◆ **Problem statement**:
What follows is a listing; restate every line of it word for word.

========================================

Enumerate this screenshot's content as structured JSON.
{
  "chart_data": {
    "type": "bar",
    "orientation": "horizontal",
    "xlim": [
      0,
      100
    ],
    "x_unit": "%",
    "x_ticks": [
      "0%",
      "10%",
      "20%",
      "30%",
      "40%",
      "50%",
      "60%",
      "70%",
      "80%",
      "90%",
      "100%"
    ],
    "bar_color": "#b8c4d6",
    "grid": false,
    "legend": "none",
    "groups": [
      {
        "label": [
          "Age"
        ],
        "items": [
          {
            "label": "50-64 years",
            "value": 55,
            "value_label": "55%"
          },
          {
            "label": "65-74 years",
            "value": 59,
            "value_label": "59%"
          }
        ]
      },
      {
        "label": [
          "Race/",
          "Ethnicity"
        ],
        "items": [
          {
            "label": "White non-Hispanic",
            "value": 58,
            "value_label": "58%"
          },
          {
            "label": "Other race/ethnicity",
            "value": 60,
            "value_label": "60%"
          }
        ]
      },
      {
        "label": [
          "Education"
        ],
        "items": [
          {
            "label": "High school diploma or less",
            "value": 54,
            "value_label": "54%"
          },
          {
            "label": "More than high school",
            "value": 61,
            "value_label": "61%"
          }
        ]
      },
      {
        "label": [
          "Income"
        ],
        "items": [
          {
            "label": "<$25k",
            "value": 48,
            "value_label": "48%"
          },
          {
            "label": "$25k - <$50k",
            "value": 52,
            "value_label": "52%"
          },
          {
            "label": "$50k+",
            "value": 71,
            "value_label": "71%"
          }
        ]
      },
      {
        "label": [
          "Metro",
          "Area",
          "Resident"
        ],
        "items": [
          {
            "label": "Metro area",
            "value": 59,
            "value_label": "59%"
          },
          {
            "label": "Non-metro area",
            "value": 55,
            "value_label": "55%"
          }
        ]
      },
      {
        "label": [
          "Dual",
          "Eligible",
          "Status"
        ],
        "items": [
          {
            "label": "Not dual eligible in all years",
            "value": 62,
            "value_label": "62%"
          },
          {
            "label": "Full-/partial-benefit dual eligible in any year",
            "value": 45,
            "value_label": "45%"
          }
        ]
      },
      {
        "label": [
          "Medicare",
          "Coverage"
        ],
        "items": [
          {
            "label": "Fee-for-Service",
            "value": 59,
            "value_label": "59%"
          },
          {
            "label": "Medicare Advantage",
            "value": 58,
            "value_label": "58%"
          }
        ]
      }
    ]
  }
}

========================================

◆ **Reply to the exercise**:
Enumerate this screenshot's content as structured JSON.
{
  "chart_data": {
    "type": "bar",
    "orientation": "horizontal",
    "xlim": [
      0,
      100
    ],
    "x_unit": "%",
    "x_ticks": [
      "0%",
      "10%",
      "20%",
      "30%",
      "40%",
      "50%",
      "60%",
      "70%",
      "80%",
      "90%",
      "100%"
    ],
    "bar_color": "#b8c4d6",
    "grid": false,
    "legend": "none",
    "groups": [
      {
        "label": [
          "Age"
        ],
        "items": [
          {
            "label": "50-64 years",
            "value": 55,
            "value_label": "55%"
          },
          {
            "label": "65-74 years",
            "value": 59,
            "value_label": "59%"
          }
        ]
      },
      {
        "label": [
          "Race/",
          "Ethnicity"
        ],
        "items": [
          {
            "label": "White non-Hispanic",
            "value": 58,
            "value_label": "58%"
          },
          {
            "label": "Other race/ethnicity",
            "value": 60,
            "value_label": "60%"
          }
        ]
      },
      {
        "label": [
          "Education"
        ],
        "items": [
          {
            "label": "High school diploma or less",
            "value": 54,
            "value_label": "54%"
          },
          {
            "label": "More than high school",
            "value": 61,
            "value_label": "61%"
          }
        ]
      },
      {
        "label": [
          "Income"
        ],
        "items": [
          {
            "label": "<$25k",
            "value": 48,
            "value_label": "48%"
          },
          {
            "label": "$25k - <$50k",
            "value": 52,
            "value_label": "52%"
          },
          {
            "label": "$50k+",
            "value": 71,
            "value_label": "71%"
          }
        ]
      },
      {
        "label": [
          "Metro",
          "Area",
          "Resident"
        ],
        "items": [
          {
            "label": "Metro area",
            "value": 59,
            "value_label": "59%"
          },
          {
            "label": "Non-metro area",
            "value": 55,
            "value_label": "55%"
          }
        ]
      },
      {
        "label": [
          "Dual",
          "Eligible",
          "Status"
        ],
        "items": [
          {
            "label": "Not dual eligible in all years",
            "value": 62,
            "value_label": "62%"
          },
          {
            "label": "Full-/partial-benefit dual eligible in any year",
            "value": 45,
            "value_label": "45%"
          }
        ]
      },
      {
        "label": [
          "Medicare",
          "Coverage"
        ],
        "items": [
          {
            "label": "Fee-for-Service",
            "value": 59,
            "value_label": "59%"
          },
          {
            "label": "Medicare Advantage",
            "value": 58,
            "value_label": "58%"
          }
        ]
      }
    ]
  }
}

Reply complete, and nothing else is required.